[Data for this task start]

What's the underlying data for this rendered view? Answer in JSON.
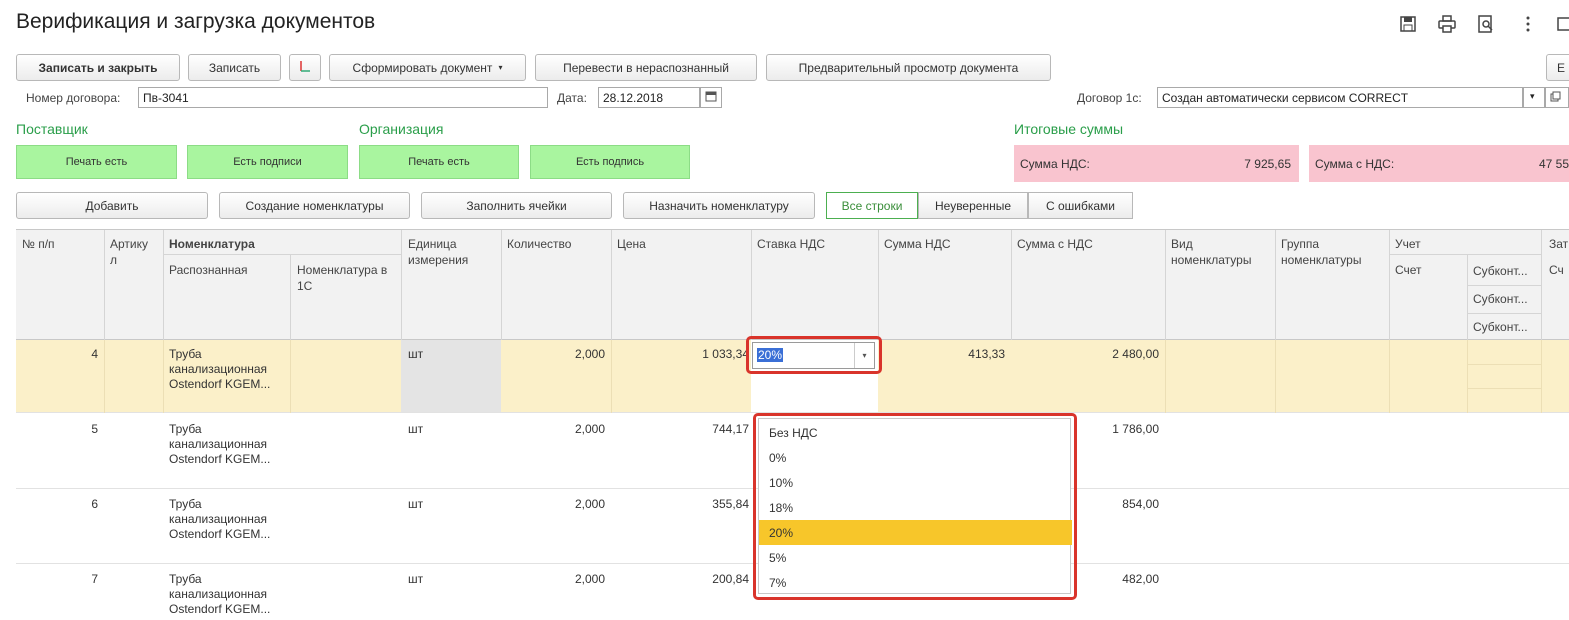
{
  "title": "Верификация и загрузка документов",
  "toolbar": {
    "save_close": "Записать и закрыть",
    "save": "Записать",
    "form_doc": "Сформировать документ",
    "to_unrecognized": "Перевести в нераспознанный",
    "preview": "Предварительный просмотр документа",
    "more": "Е"
  },
  "form": {
    "contract_label": "Номер договора:",
    "contract_value": "Пв-3041",
    "date_label": "Дата:",
    "date_value": "28.12.2018",
    "contract1c_label": "Договор 1с:",
    "contract1c_value": "Создан автоматически сервисом CORRECT"
  },
  "sections": {
    "supplier": "Поставщик",
    "org": "Организация",
    "totals": "Итоговые суммы"
  },
  "status": {
    "sup_stamp": "Печать есть",
    "sup_sign": "Есть подписи",
    "org_stamp": "Печать есть",
    "org_sign": "Есть подпись"
  },
  "totals": {
    "vat_label": "Сумма НДС:",
    "vat_value": "7 925,65",
    "with_vat_label": "Сумма с НДС:",
    "with_vat_value": "47 55"
  },
  "actions": {
    "add": "Добавить",
    "create_nom": "Создание номенклатуры",
    "fill": "Заполнить ячейки",
    "assign": "Назначить номенклатуру",
    "filter_all": "Все строки",
    "filter_uncertain": "Неуверенные",
    "filter_errors": "С ошибками"
  },
  "columns": {
    "num": "№ п/п",
    "article": "Артику л",
    "nom": "Номенклатура",
    "recognized": "Распознанная",
    "nom1c": "Номенклатура в 1С",
    "unit": "Единица измерения",
    "qty": "Количество",
    "price": "Цена",
    "vat_rate": "Ставка НДС",
    "vat_sum": "Сумма НДС",
    "sum_vat": "Сумма с НДС",
    "nom_type": "Вид номенклатуры",
    "nom_group": "Группа номенклатуры",
    "account": "Учет",
    "acc": "Счет",
    "sub1": "Субконт...",
    "sub2": "Субконт...",
    "sub3": "Субконт...",
    "za": "Зат",
    "sch": "Сч"
  },
  "rows": [
    {
      "num": "4",
      "name": "Труба канализационная Ostendorf KGEM...",
      "unit": "шт",
      "qty": "2,000",
      "price": "1 033,34",
      "vat_rate": "20%",
      "vat_sum": "413,33",
      "sum": "2 480,00"
    },
    {
      "num": "5",
      "name": "Труба канализационная Ostendorf KGEM...",
      "unit": "шт",
      "qty": "2,000",
      "price": "744,17",
      "sum": "1 786,00"
    },
    {
      "num": "6",
      "name": "Труба канализационная Ostendorf KGEM...",
      "unit": "шт",
      "qty": "2,000",
      "price": "355,84",
      "sum": "854,00"
    },
    {
      "num": "7",
      "name": "Труба канализационная Ostendorf KGEM...",
      "unit": "шт",
      "qty": "2,000",
      "price": "200,84",
      "sum": "482,00"
    }
  ],
  "dropdown": {
    "options": [
      "Без НДС",
      "0%",
      "10%",
      "18%",
      "20%",
      "5%",
      "7%"
    ],
    "selected": "20%"
  }
}
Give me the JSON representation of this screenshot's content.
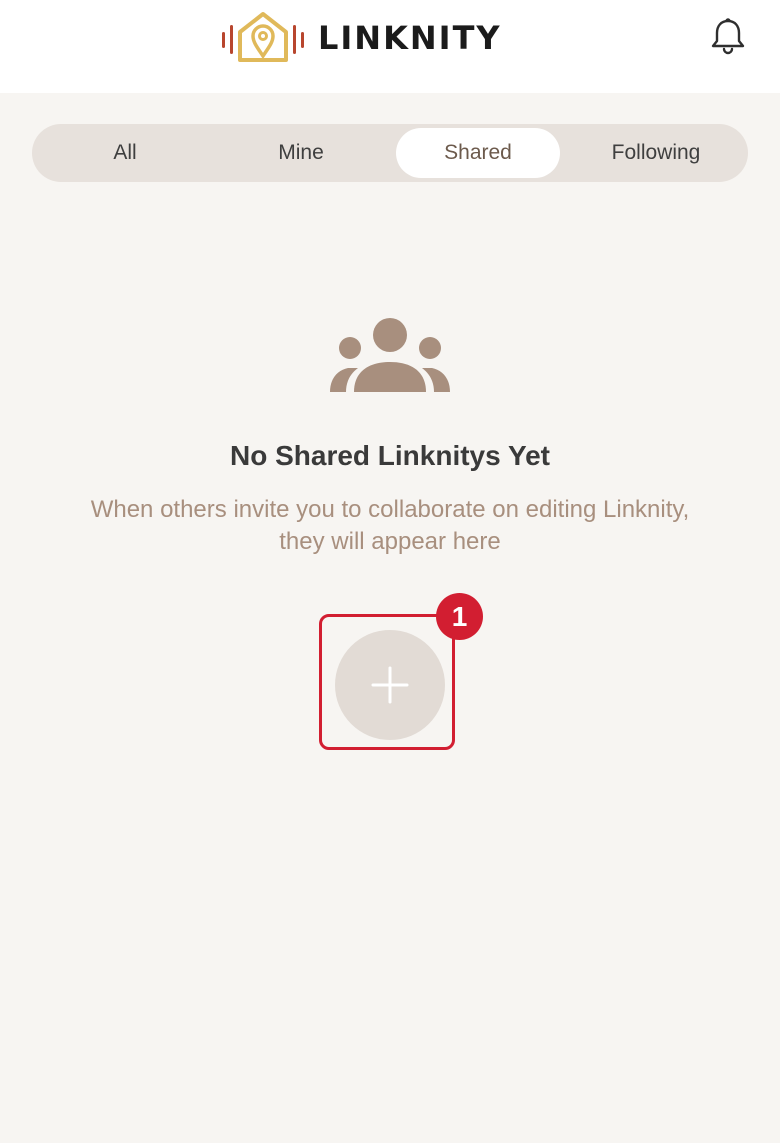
{
  "app": {
    "name": "LINKNITY",
    "logo_icon": "home-location-sound-logo",
    "notification_icon": "bell-icon"
  },
  "tabs": [
    {
      "label": "All",
      "active": false
    },
    {
      "label": "Mine",
      "active": false
    },
    {
      "label": "Shared",
      "active": true
    },
    {
      "label": "Following",
      "active": false
    }
  ],
  "empty_state": {
    "icon": "people-group-icon",
    "title": "No Shared Linknitys Yet",
    "description": "When others invite you to collaborate on editing Linknity, they will appear here"
  },
  "add_button": {
    "icon": "plus-icon",
    "badge": "1"
  },
  "colors": {
    "background": "#f7f5f2",
    "tab_bar": "#e7e1dc",
    "accent_brown": "#a88f7e",
    "logo_gold": "#e0b95a",
    "logo_red": "#b8462e",
    "highlight_red": "#d21e31"
  }
}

[Data for this task end]

Aim
Copy out the lines in which the string "Записать" appears.

The completed task
    "save_close": "Записать и закрыть",
    "save": "Записать",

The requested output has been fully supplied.